Stored data entries:
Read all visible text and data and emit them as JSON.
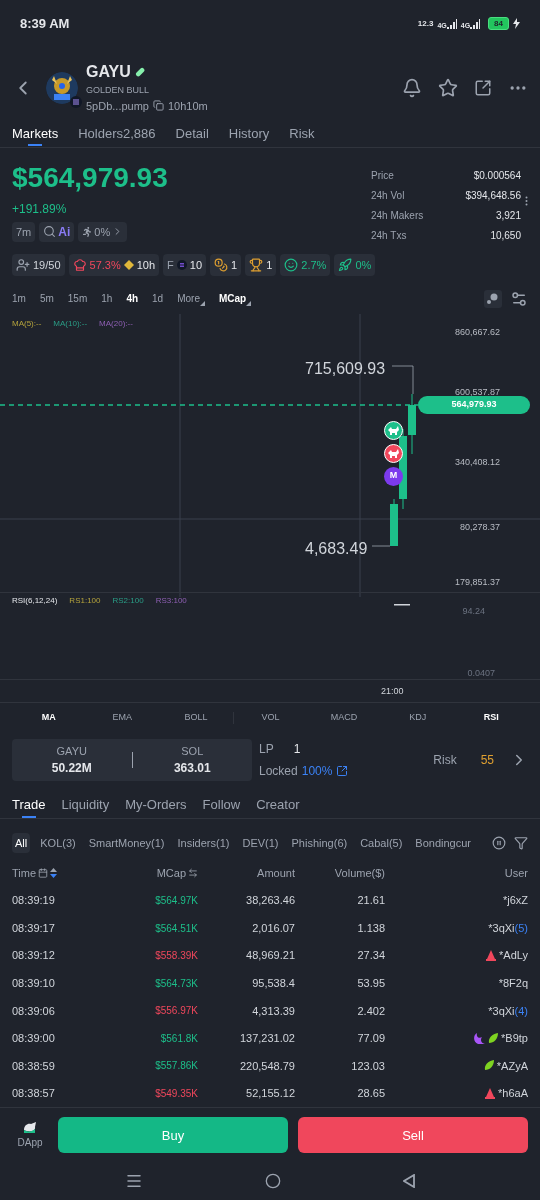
{
  "status_bar": {
    "time": "8:39 AM",
    "speed": "12.3",
    "network": [
      "4G",
      "4G"
    ],
    "battery": "84"
  },
  "header": {
    "name": "GAYU",
    "subtitle": "GOLDEN BULL",
    "address": "5pDb...pump",
    "age": "10h10m"
  },
  "tabs": [
    {
      "label": "Markets",
      "selected": true
    },
    {
      "label": "Holders2,886",
      "selected": false
    },
    {
      "label": "Detail",
      "selected": false
    },
    {
      "label": "History",
      "selected": false
    },
    {
      "label": "Risk",
      "selected": false
    }
  ],
  "price": {
    "value": "$564,979.93",
    "change": "+191.89%"
  },
  "stats": [
    {
      "label": "Price",
      "value": "$0.000564"
    },
    {
      "label": "24h Vol",
      "value": "$394,648.56"
    },
    {
      "label": "24h Makers",
      "value": "3,921"
    },
    {
      "label": "24h Txs",
      "value": "10,650"
    }
  ],
  "quick_chips": [
    {
      "kind": "text",
      "text": "7m"
    },
    {
      "kind": "ai",
      "text": "Ai"
    },
    {
      "kind": "run",
      "text": "0%"
    }
  ],
  "badges": [
    {
      "items": [
        {
          "kind": "user",
          "text": "19/50"
        }
      ]
    },
    {
      "items": [
        {
          "kind": "hat",
          "text": "57.3%"
        },
        {
          "kind": "diamond",
          "text": "10h"
        }
      ]
    },
    {
      "items": [
        {
          "kind": "letter",
          "text": "F"
        },
        {
          "kind": "coin",
          "text": "10"
        }
      ]
    },
    {
      "items": [
        {
          "kind": "bag",
          "text": "1"
        }
      ]
    },
    {
      "items": [
        {
          "kind": "trophy",
          "text": "1"
        }
      ]
    },
    {
      "items": [
        {
          "kind": "face",
          "text": "2.7%"
        }
      ]
    },
    {
      "items": [
        {
          "kind": "rocket",
          "text": "0%"
        }
      ]
    }
  ],
  "timeframes": [
    {
      "label": "1m",
      "selected": false
    },
    {
      "label": "5m",
      "selected": false
    },
    {
      "label": "15m",
      "selected": false
    },
    {
      "label": "1h",
      "selected": false
    },
    {
      "label": "4h",
      "selected": true
    },
    {
      "label": "1d",
      "selected": false
    },
    {
      "label": "More",
      "selected": false,
      "dropdown": true
    },
    {
      "label": "MCap",
      "selected": true,
      "dropdown": true
    }
  ],
  "chart": {
    "legend": [
      "MA(5):--",
      "MA(10):--",
      "MA(20):--"
    ],
    "y_labels": [
      "860,667.62",
      "600,537.87",
      "340,408.12",
      "80,278.37",
      "179,851.37"
    ],
    "high_label": "715,609.93",
    "low_label": "4,683.49",
    "price_tag": "564,979.93",
    "markers": [
      {
        "kind": "bull",
        "color": "#1dbf8a"
      },
      {
        "kind": "bull",
        "color": "#f0475c"
      },
      {
        "kind": "letter",
        "text": "M",
        "color": "#7c3aed"
      }
    ]
  },
  "rsi": {
    "legend": [
      "RSI(6,12,24)",
      "RS1:100",
      "RS2:100",
      "RS3:100"
    ],
    "labels": [
      "94.24",
      "0.0407"
    ],
    "time_label": "21:00"
  },
  "indicators": {
    "main": [
      {
        "label": "MA",
        "selected": true
      },
      {
        "label": "EMA",
        "selected": false
      },
      {
        "label": "BOLL",
        "selected": false
      }
    ],
    "sub": [
      {
        "label": "VOL",
        "selected": false
      },
      {
        "label": "MACD",
        "selected": false
      },
      {
        "label": "KDJ",
        "selected": false
      },
      {
        "label": "RSI",
        "selected": true
      }
    ]
  },
  "pool": {
    "token_a": {
      "label": "GAYU",
      "value": "50.22M"
    },
    "token_b": {
      "label": "SOL",
      "value": "363.01"
    },
    "lp_label": "LP",
    "lp_value": "1",
    "locked_label": "Locked",
    "locked_value": "100%",
    "risk_label": "Risk",
    "risk_value": "55"
  },
  "trade_tabs": [
    {
      "label": "Trade",
      "selected": true
    },
    {
      "label": "Liquidity",
      "selected": false
    },
    {
      "label": "My-Orders",
      "selected": false
    },
    {
      "label": "Follow",
      "selected": false
    },
    {
      "label": "Creator",
      "selected": false
    }
  ],
  "filters": [
    {
      "label": "All",
      "selected": true
    },
    {
      "label": "KOL(3)",
      "selected": false
    },
    {
      "label": "SmartMoney(1)",
      "selected": false
    },
    {
      "label": "Insiders(1)",
      "selected": false
    },
    {
      "label": "DEV(1)",
      "selected": false
    },
    {
      "label": "Phishing(6)",
      "selected": false
    },
    {
      "label": "Cabal(5)",
      "selected": false
    },
    {
      "label": "Bondingcur",
      "selected": false
    }
  ],
  "table": {
    "columns": [
      "Time",
      "MCap",
      "Amount",
      "Volume($)",
      "User"
    ],
    "rows": [
      {
        "time": "08:39:19",
        "mcap": "$564.97K",
        "sell": false,
        "amount": "38,263.46",
        "volume": "21.61",
        "user": "*j6xZ"
      },
      {
        "time": "08:39:17",
        "mcap": "$564.51K",
        "sell": false,
        "amount": "2,016.07",
        "volume": "1.138",
        "user": "*3qXi",
        "count": "(5)"
      },
      {
        "time": "08:39:12",
        "mcap": "$558.39K",
        "sell": true,
        "amount": "48,969.21",
        "volume": "27.34",
        "user": "*AdLy",
        "tags": [
          {
            "kind": "cone"
          }
        ]
      },
      {
        "time": "08:39:10",
        "mcap": "$564.73K",
        "sell": false,
        "amount": "95,538.4",
        "volume": "53.95",
        "user": "*8F2q"
      },
      {
        "time": "08:39:06",
        "mcap": "$556.97K",
        "sell": true,
        "amount": "4,313.39",
        "volume": "2.402",
        "user": "*3qXi",
        "count": "(4)"
      },
      {
        "time": "08:39:00",
        "mcap": "$561.8K",
        "sell": false,
        "amount": "137,231.02",
        "volume": "77.09",
        "user": "*B9tp",
        "tags": [
          {
            "kind": "crescent"
          },
          {
            "kind": "leaf"
          }
        ]
      },
      {
        "time": "08:38:59",
        "mcap": "$557.86K",
        "sell": false,
        "amount": "220,548.79",
        "volume": "123.03",
        "user": "*AZyA",
        "tags": [
          {
            "kind": "leaf"
          }
        ]
      },
      {
        "time": "08:38:57",
        "mcap": "$549.35K",
        "sell": true,
        "amount": "52,155.12",
        "volume": "28.65",
        "user": "*h6aA",
        "tags": [
          {
            "kind": "cone"
          }
        ]
      }
    ]
  },
  "bottom_bar": {
    "dapp": "DApp",
    "buy": "Buy",
    "sell": "Sell"
  }
}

Task statement: Keep the pictures out of your copy, and repeat every entry above exactly.

Solution to this problem:
Read all visible text and data and emit them as JSON.
{
  "status_bar": {
    "time": "8:39 AM",
    "speed": "12.3",
    "network": [
      "4G",
      "4G"
    ],
    "battery": "84"
  },
  "header": {
    "name": "GAYU",
    "subtitle": "GOLDEN BULL",
    "address": "5pDb...pump",
    "age": "10h10m"
  },
  "tabs": [
    {
      "label": "Markets",
      "selected": true
    },
    {
      "label": "Holders2,886",
      "selected": false
    },
    {
      "label": "Detail",
      "selected": false
    },
    {
      "label": "History",
      "selected": false
    },
    {
      "label": "Risk",
      "selected": false
    }
  ],
  "price": {
    "value": "$564,979.93",
    "change": "+191.89%"
  },
  "stats": [
    {
      "label": "Price",
      "value": "$0.000564"
    },
    {
      "label": "24h Vol",
      "value": "$394,648.56"
    },
    {
      "label": "24h Makers",
      "value": "3,921"
    },
    {
      "label": "24h Txs",
      "value": "10,650"
    }
  ],
  "quick_chips": [
    {
      "kind": "text",
      "text": "7m"
    },
    {
      "kind": "ai",
      "text": "Ai"
    },
    {
      "kind": "run",
      "text": "0%"
    }
  ],
  "badges": [
    {
      "items": [
        {
          "kind": "user",
          "text": "19/50"
        }
      ]
    },
    {
      "items": [
        {
          "kind": "hat",
          "text": "57.3%"
        },
        {
          "kind": "diamond",
          "text": "10h"
        }
      ]
    },
    {
      "items": [
        {
          "kind": "letter",
          "text": "F"
        },
        {
          "kind": "coin",
          "text": "10"
        }
      ]
    },
    {
      "items": [
        {
          "kind": "bag",
          "text": "1"
        }
      ]
    },
    {
      "items": [
        {
          "kind": "trophy",
          "text": "1"
        }
      ]
    },
    {
      "items": [
        {
          "kind": "face",
          "text": "2.7%"
        }
      ]
    },
    {
      "items": [
        {
          "kind": "rocket",
          "text": "0%"
        }
      ]
    }
  ],
  "timeframes": [
    {
      "label": "1m",
      "selected": false
    },
    {
      "label": "5m",
      "selected": false
    },
    {
      "label": "15m",
      "selected": false
    },
    {
      "label": "1h",
      "selected": false
    },
    {
      "label": "4h",
      "selected": true
    },
    {
      "label": "1d",
      "selected": false
    },
    {
      "label": "More",
      "selected": false,
      "dropdown": true
    },
    {
      "label": "MCap",
      "selected": true,
      "dropdown": true
    }
  ],
  "chart": {
    "legend": [
      "MA(5):--",
      "MA(10):--",
      "MA(20):--"
    ],
    "y_labels": [
      "860,667.62",
      "600,537.87",
      "340,408.12",
      "80,278.37",
      "179,851.37"
    ],
    "high_label": "715,609.93",
    "low_label": "4,683.49",
    "price_tag": "564,979.93",
    "markers": [
      {
        "kind": "bull",
        "color": "#1dbf8a"
      },
      {
        "kind": "bull",
        "color": "#f0475c"
      },
      {
        "kind": "letter",
        "text": "M",
        "color": "#7c3aed"
      }
    ]
  },
  "rsi": {
    "legend": [
      "RSI(6,12,24)",
      "RS1:100",
      "RS2:100",
      "RS3:100"
    ],
    "labels": [
      "94.24",
      "0.0407"
    ],
    "time_label": "21:00"
  },
  "indicators": {
    "main": [
      {
        "label": "MA",
        "selected": true
      },
      {
        "label": "EMA",
        "selected": false
      },
      {
        "label": "BOLL",
        "selected": false
      }
    ],
    "sub": [
      {
        "label": "VOL",
        "selected": false
      },
      {
        "label": "MACD",
        "selected": false
      },
      {
        "label": "KDJ",
        "selected": false
      },
      {
        "label": "RSI",
        "selected": true
      }
    ]
  },
  "pool": {
    "token_a": {
      "label": "GAYU",
      "value": "50.22M"
    },
    "token_b": {
      "label": "SOL",
      "value": "363.01"
    },
    "lp_label": "LP",
    "lp_value": "1",
    "locked_label": "Locked",
    "locked_value": "100%",
    "risk_label": "Risk",
    "risk_value": "55"
  },
  "trade_tabs": [
    {
      "label": "Trade",
      "selected": true
    },
    {
      "label": "Liquidity",
      "selected": false
    },
    {
      "label": "My-Orders",
      "selected": false
    },
    {
      "label": "Follow",
      "selected": false
    },
    {
      "label": "Creator",
      "selected": false
    }
  ],
  "filters": [
    {
      "label": "All",
      "selected": true
    },
    {
      "label": "KOL(3)",
      "selected": false
    },
    {
      "label": "SmartMoney(1)",
      "selected": false
    },
    {
      "label": "Insiders(1)",
      "selected": false
    },
    {
      "label": "DEV(1)",
      "selected": false
    },
    {
      "label": "Phishing(6)",
      "selected": false
    },
    {
      "label": "Cabal(5)",
      "selected": false
    },
    {
      "label": "Bondingcur",
      "selected": false
    }
  ],
  "table": {
    "columns": [
      "Time",
      "MCap",
      "Amount",
      "Volume($)",
      "User"
    ],
    "rows": [
      {
        "time": "08:39:19",
        "mcap": "$564.97K",
        "sell": false,
        "amount": "38,263.46",
        "volume": "21.61",
        "user": "*j6xZ"
      },
      {
        "time": "08:39:17",
        "mcap": "$564.51K",
        "sell": false,
        "amount": "2,016.07",
        "volume": "1.138",
        "user": "*3qXi",
        "count": "(5)"
      },
      {
        "time": "08:39:12",
        "mcap": "$558.39K",
        "sell": true,
        "amount": "48,969.21",
        "volume": "27.34",
        "user": "*AdLy",
        "tags": [
          {
            "kind": "cone"
          }
        ]
      },
      {
        "time": "08:39:10",
        "mcap": "$564.73K",
        "sell": false,
        "amount": "95,538.4",
        "volume": "53.95",
        "user": "*8F2q"
      },
      {
        "time": "08:39:06",
        "mcap": "$556.97K",
        "sell": true,
        "amount": "4,313.39",
        "volume": "2.402",
        "user": "*3qXi",
        "count": "(4)"
      },
      {
        "time": "08:39:00",
        "mcap": "$561.8K",
        "sell": false,
        "amount": "137,231.02",
        "volume": "77.09",
        "user": "*B9tp",
        "tags": [
          {
            "kind": "crescent"
          },
          {
            "kind": "leaf"
          }
        ]
      },
      {
        "time": "08:38:59",
        "mcap": "$557.86K",
        "sell": false,
        "amount": "220,548.79",
        "volume": "123.03",
        "user": "*AZyA",
        "tags": [
          {
            "kind": "leaf"
          }
        ]
      },
      {
        "time": "08:38:57",
        "mcap": "$549.35K",
        "sell": true,
        "amount": "52,155.12",
        "volume": "28.65",
        "user": "*h6aA",
        "tags": [
          {
            "kind": "cone"
          }
        ]
      }
    ]
  },
  "bottom_bar": {
    "dapp": "DApp",
    "buy": "Buy",
    "sell": "Sell"
  }
}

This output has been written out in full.